PROBLEM REQUIREMENTS
Copy every line that holds "screenshot".

---------------

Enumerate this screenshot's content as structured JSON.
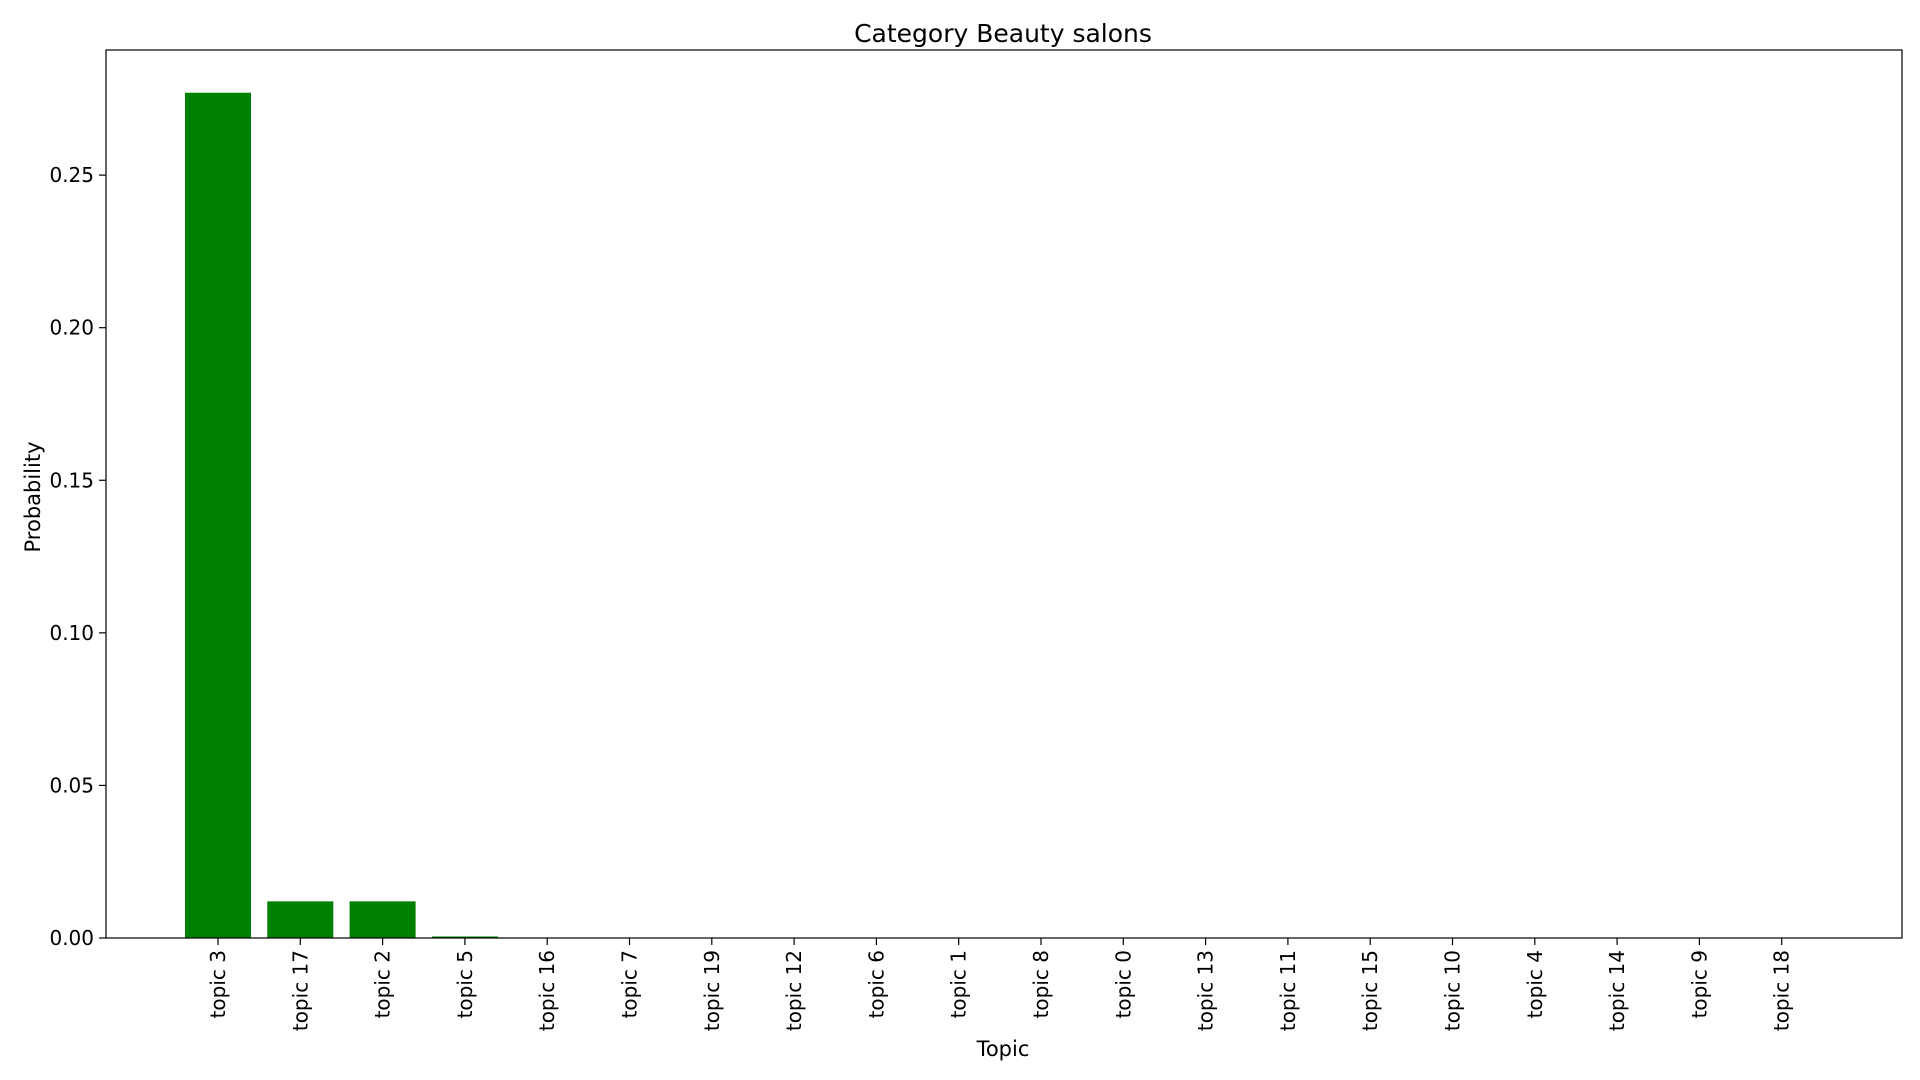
{
  "chart_data": {
    "type": "bar",
    "title": "Category Beauty salons",
    "xlabel": "Topic",
    "ylabel": "Probability",
    "categories": [
      "topic 3",
      "topic 17",
      "topic 2",
      "topic 5",
      "topic 16",
      "topic 7",
      "topic 19",
      "topic 12",
      "topic 6",
      "topic 1",
      "topic 8",
      "topic 0",
      "topic 13",
      "topic 11",
      "topic 15",
      "topic 10",
      "topic 4",
      "topic 14",
      "topic 9",
      "topic 18"
    ],
    "values": [
      0.277,
      0.012,
      0.012,
      0.0005,
      0,
      0,
      0,
      0,
      0,
      0,
      0,
      0,
      0,
      0,
      0,
      0,
      0,
      0,
      0,
      0
    ],
    "ylim": [
      0,
      0.291
    ],
    "yticks": [
      "0.00",
      "0.05",
      "0.10",
      "0.15",
      "0.20",
      "0.25"
    ],
    "bar_color": "#008000",
    "grid": false,
    "legend": "none"
  }
}
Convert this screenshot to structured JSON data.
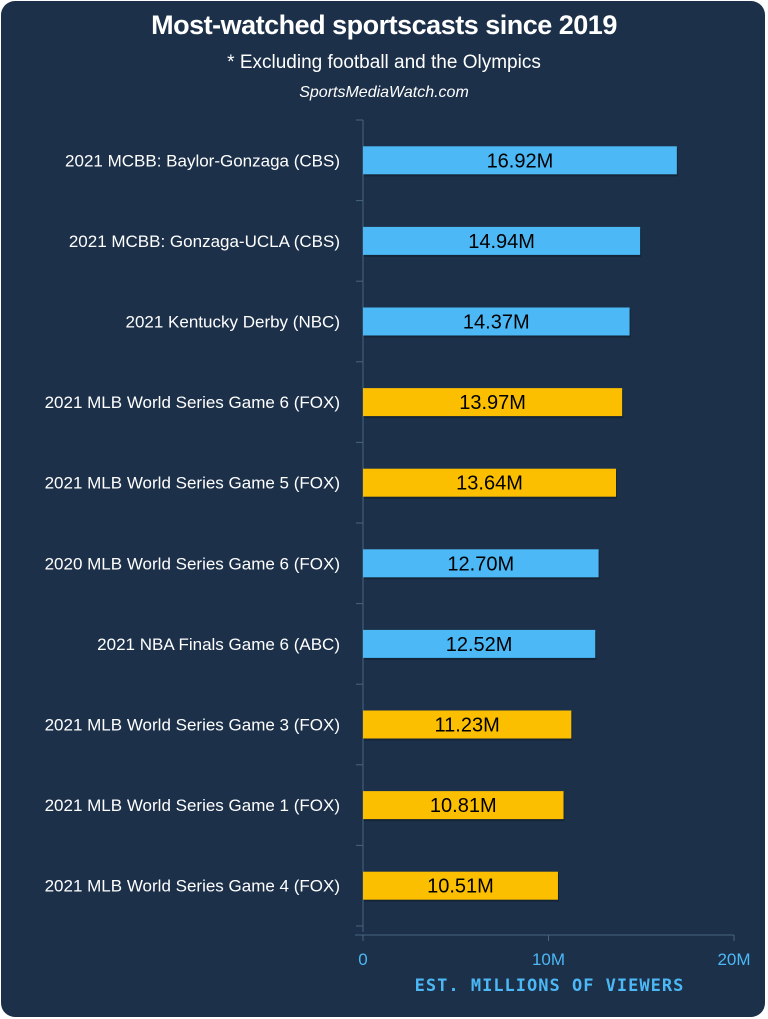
{
  "chart_data": {
    "type": "bar",
    "orientation": "horizontal",
    "title": "Most-watched sportscasts since 2019",
    "subtitle": "* Excluding football and the Olympics",
    "source": "SportsMediaWatch.com",
    "xlabel": "EST. MILLIONS OF VIEWERS",
    "ylabel": "",
    "xlim": [
      0,
      20
    ],
    "xticks": [
      {
        "value": 0,
        "label": "0"
      },
      {
        "value": 10,
        "label": "10M"
      },
      {
        "value": 20,
        "label": "20M"
      }
    ],
    "grid": false,
    "categories": [
      "2021 MCBB: Baylor-Gonzaga (CBS)",
      "2021 MCBB: Gonzaga-UCLA (CBS)",
      "2021 Kentucky Derby (NBC)",
      "2021 MLB World Series Game 6 (FOX)",
      "2021 MLB World Series Game 5 (FOX)",
      "2020 MLB World Series Game 6 (FOX)",
      "2021 NBA Finals Game 6 (ABC)",
      "2021 MLB World Series Game 3 (FOX)",
      "2021 MLB World Series Game 1 (FOX)",
      "2021 MLB World Series Game 4 (FOX)"
    ],
    "values": [
      16.92,
      14.94,
      14.37,
      13.97,
      13.64,
      12.7,
      12.52,
      11.23,
      10.81,
      10.51
    ],
    "data_labels": [
      "16.92M",
      "14.94M",
      "14.37M",
      "13.97M",
      "13.64M",
      "12.70M",
      "12.52M",
      "11.23M",
      "10.81M",
      "10.51M"
    ],
    "bar_colors": [
      "#4cb8f5",
      "#4cb8f5",
      "#4cb8f5",
      "#fbbf00",
      "#fbbf00",
      "#4cb8f5",
      "#4cb8f5",
      "#fbbf00",
      "#fbbf00",
      "#fbbf00"
    ]
  },
  "colors": {
    "background": "#1c3049",
    "axis": "#4a6580",
    "accent": "#4cb8f5",
    "highlight": "#fbbf00"
  }
}
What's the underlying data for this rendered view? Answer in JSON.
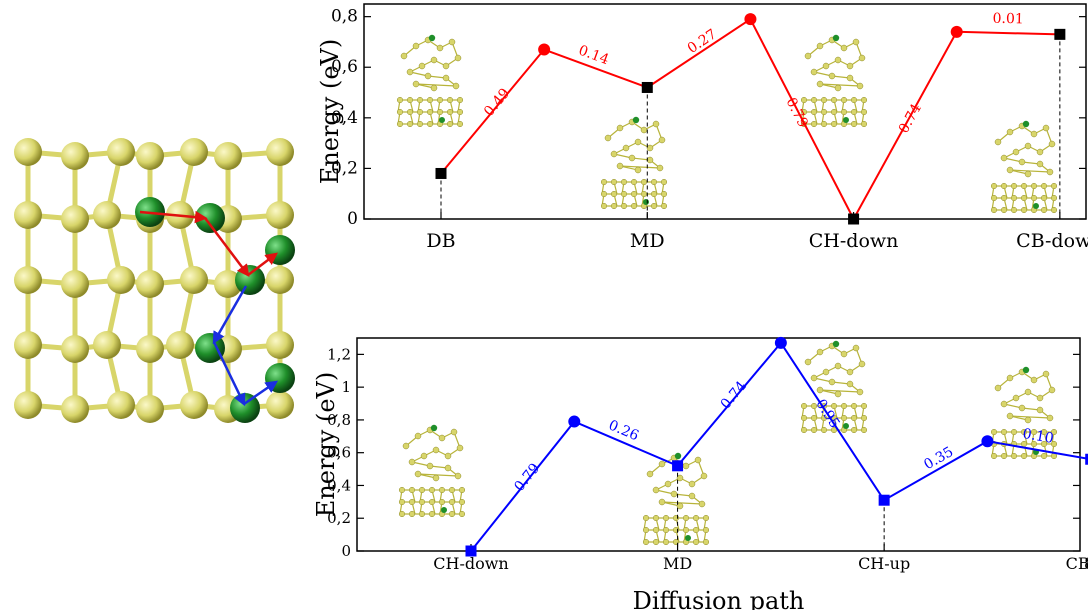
{
  "lattice": {
    "atom_color": "#d8d56a",
    "dopant_color": "#1f8f2a",
    "path_colors": [
      "#e01010",
      "#1a2ee0"
    ]
  },
  "chart_data": [
    {
      "type": "line",
      "series_color": "#ff0000",
      "ylabel": "Energy (eV)",
      "xlabel": "",
      "ylim": [
        0,
        0.85
      ],
      "yticks": [
        "0",
        "0,2",
        "0,4",
        "0,6",
        "0,8"
      ],
      "ytick_values": [
        0,
        0.2,
        0.4,
        0.6,
        0.8
      ],
      "categories": [
        "DB",
        "MD",
        "CH-down",
        "CB-down"
      ],
      "points": [
        {
          "x": 0,
          "y": 0.18,
          "kind": "minimum"
        },
        {
          "x": 0.5,
          "y": 0.67,
          "kind": "saddle"
        },
        {
          "x": 1,
          "y": 0.52,
          "kind": "minimum"
        },
        {
          "x": 1.5,
          "y": 0.79,
          "kind": "saddle"
        },
        {
          "x": 2,
          "y": 0.0,
          "kind": "minimum"
        },
        {
          "x": 2.5,
          "y": 0.74,
          "kind": "saddle"
        },
        {
          "x": 3,
          "y": 0.73,
          "kind": "minimum"
        }
      ],
      "barrier_labels": [
        "0.49",
        "0.14",
        "0.27",
        "0.79",
        "0.74",
        "0.01"
      ]
    },
    {
      "type": "line",
      "series_color": "#0000ff",
      "ylabel": "Energy (eV)",
      "xlabel": "Diffusion path",
      "ylim": [
        0,
        1.3
      ],
      "yticks": [
        "0",
        "0,2",
        "0,4",
        "0,6",
        "0,8",
        "1",
        "1,2"
      ],
      "ytick_values": [
        0,
        0.2,
        0.4,
        0.6,
        0.8,
        1.0,
        1.2
      ],
      "categories": [
        "CH-down",
        "MD",
        "CH-up",
        "CB-up"
      ],
      "edge_tick_label": "8",
      "points": [
        {
          "x": 0,
          "y": 0.0,
          "kind": "minimum"
        },
        {
          "x": 0.5,
          "y": 0.79,
          "kind": "saddle"
        },
        {
          "x": 1,
          "y": 0.52,
          "kind": "minimum"
        },
        {
          "x": 1.5,
          "y": 1.27,
          "kind": "saddle"
        },
        {
          "x": 2,
          "y": 0.31,
          "kind": "minimum"
        },
        {
          "x": 2.5,
          "y": 0.67,
          "kind": "saddle"
        },
        {
          "x": 3,
          "y": 0.56,
          "kind": "minimum"
        }
      ],
      "barrier_labels": [
        "0.79",
        "0.26",
        "0.74",
        "0.95",
        "0.35",
        "0.10"
      ]
    }
  ]
}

---------------

COMPLETED EXERCISE
Enumerate this screenshot's content as structured JSON.
Convert this screenshot to structured JSON data.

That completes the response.